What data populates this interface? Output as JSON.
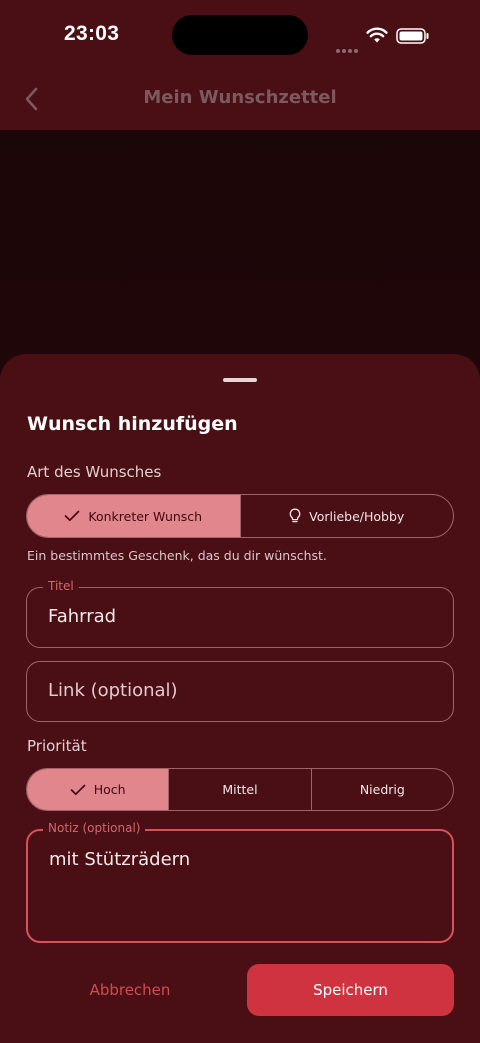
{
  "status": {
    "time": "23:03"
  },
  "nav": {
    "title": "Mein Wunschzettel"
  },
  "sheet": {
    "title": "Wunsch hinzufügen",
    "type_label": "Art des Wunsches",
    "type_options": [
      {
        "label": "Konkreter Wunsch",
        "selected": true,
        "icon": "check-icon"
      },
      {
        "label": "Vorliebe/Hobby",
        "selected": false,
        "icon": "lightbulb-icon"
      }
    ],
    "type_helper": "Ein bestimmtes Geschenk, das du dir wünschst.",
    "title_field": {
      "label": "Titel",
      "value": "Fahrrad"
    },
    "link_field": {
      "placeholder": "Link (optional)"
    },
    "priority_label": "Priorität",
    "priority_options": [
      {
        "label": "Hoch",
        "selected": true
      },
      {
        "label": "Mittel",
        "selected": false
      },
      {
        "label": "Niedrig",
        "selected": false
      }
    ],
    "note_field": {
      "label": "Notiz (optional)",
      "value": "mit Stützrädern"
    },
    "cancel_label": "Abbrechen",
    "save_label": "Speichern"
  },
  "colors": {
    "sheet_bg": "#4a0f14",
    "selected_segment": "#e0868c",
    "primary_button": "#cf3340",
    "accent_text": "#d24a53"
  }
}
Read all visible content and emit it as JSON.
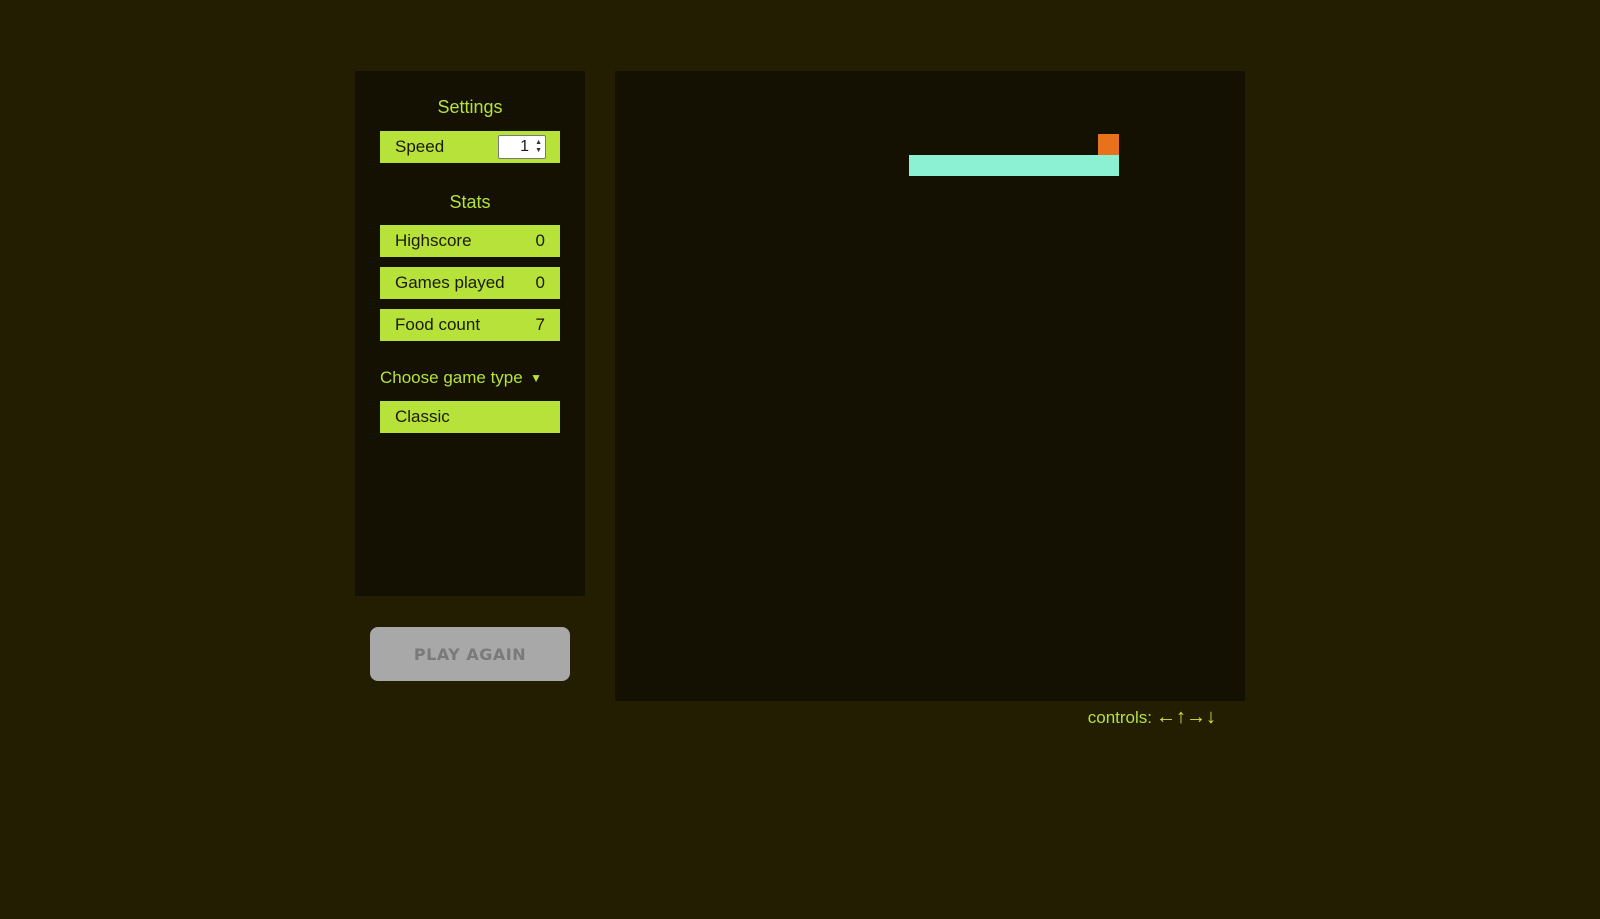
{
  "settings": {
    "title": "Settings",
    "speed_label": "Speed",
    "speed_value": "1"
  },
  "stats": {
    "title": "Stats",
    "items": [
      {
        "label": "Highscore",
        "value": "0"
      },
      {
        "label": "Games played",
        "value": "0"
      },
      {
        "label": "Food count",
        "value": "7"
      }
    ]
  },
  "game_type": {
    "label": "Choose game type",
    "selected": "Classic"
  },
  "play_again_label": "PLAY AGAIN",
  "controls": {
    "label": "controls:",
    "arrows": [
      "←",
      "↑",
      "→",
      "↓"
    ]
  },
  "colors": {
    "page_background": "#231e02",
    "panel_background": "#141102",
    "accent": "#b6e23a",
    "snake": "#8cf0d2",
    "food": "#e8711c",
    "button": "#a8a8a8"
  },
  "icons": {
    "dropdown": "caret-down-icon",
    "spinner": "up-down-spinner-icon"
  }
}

---

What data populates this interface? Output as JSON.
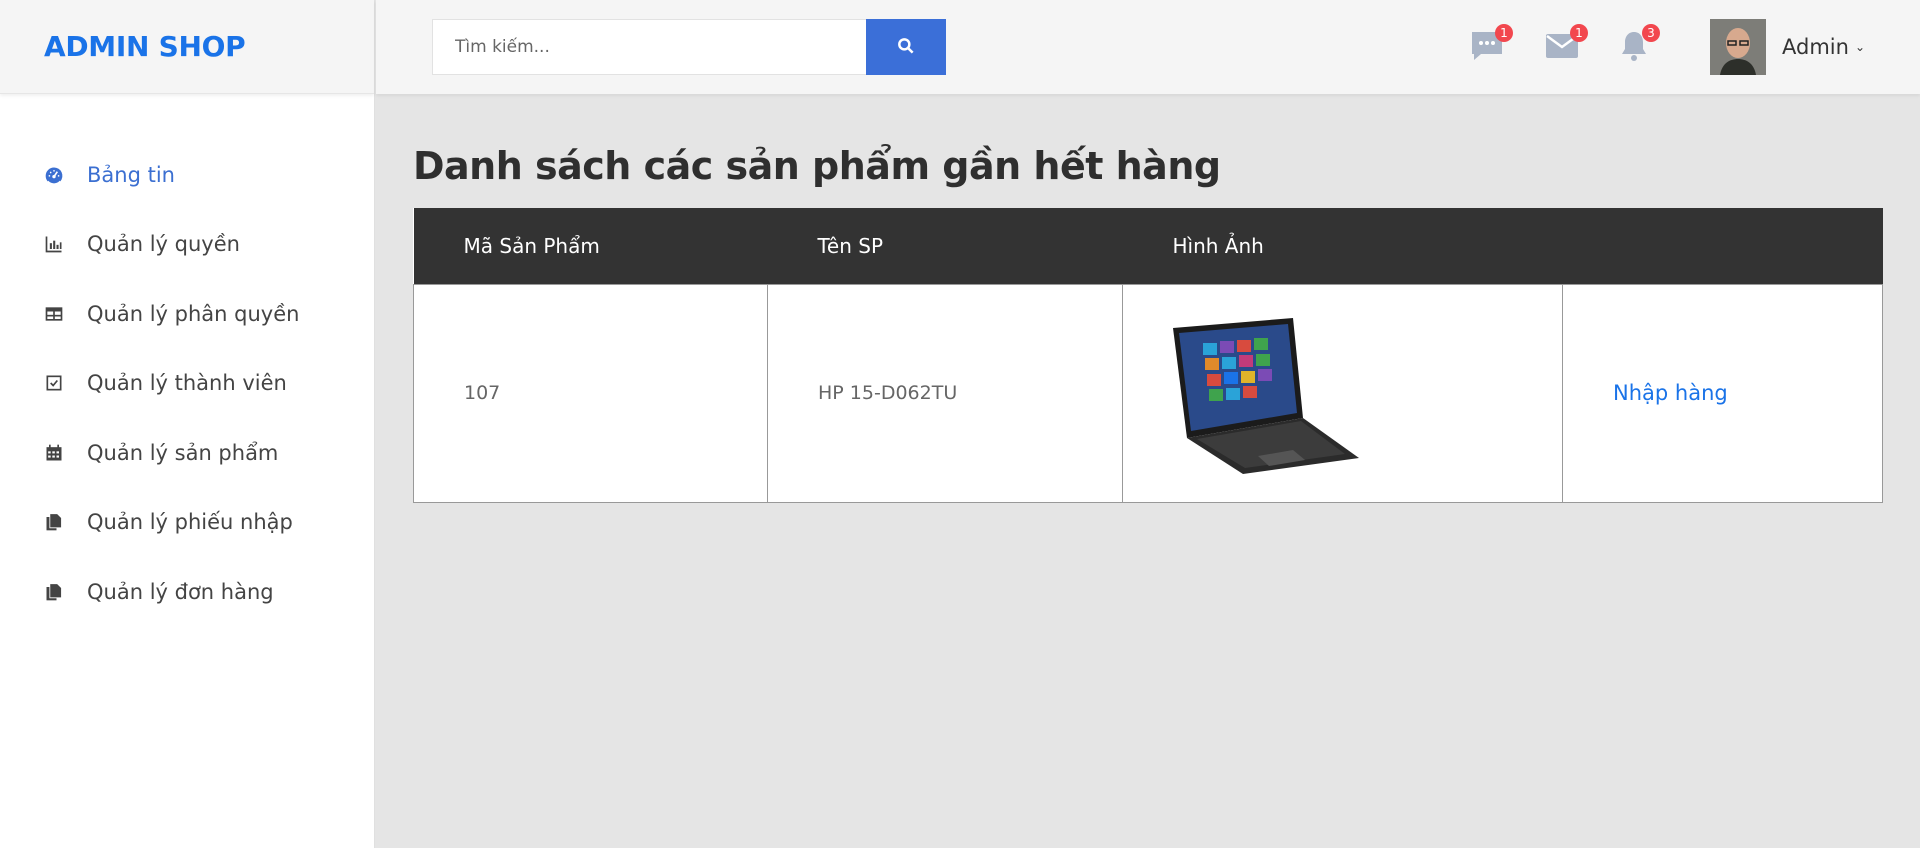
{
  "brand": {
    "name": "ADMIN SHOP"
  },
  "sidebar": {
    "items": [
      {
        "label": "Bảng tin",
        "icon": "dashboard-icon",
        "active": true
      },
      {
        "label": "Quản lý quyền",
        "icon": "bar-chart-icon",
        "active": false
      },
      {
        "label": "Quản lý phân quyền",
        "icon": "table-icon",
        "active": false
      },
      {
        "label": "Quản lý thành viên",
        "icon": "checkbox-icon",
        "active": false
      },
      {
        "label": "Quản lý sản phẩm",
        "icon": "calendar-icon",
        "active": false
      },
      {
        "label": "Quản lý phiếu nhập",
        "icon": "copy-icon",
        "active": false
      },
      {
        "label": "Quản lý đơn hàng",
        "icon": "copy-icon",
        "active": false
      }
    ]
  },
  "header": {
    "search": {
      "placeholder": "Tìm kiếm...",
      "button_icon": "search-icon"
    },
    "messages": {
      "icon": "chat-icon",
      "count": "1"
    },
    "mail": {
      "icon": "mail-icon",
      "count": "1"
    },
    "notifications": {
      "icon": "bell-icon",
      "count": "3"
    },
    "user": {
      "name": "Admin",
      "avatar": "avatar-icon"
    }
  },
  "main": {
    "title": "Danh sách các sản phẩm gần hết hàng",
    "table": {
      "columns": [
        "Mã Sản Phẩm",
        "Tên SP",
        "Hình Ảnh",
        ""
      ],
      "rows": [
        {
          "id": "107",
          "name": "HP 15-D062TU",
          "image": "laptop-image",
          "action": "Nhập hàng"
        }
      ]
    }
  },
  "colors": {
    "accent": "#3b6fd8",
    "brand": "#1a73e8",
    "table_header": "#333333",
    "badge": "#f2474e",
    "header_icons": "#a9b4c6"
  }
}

Instructions to follow:
Return only the number of lines in the preceding records that contain the string "down".

Solution to this task:
2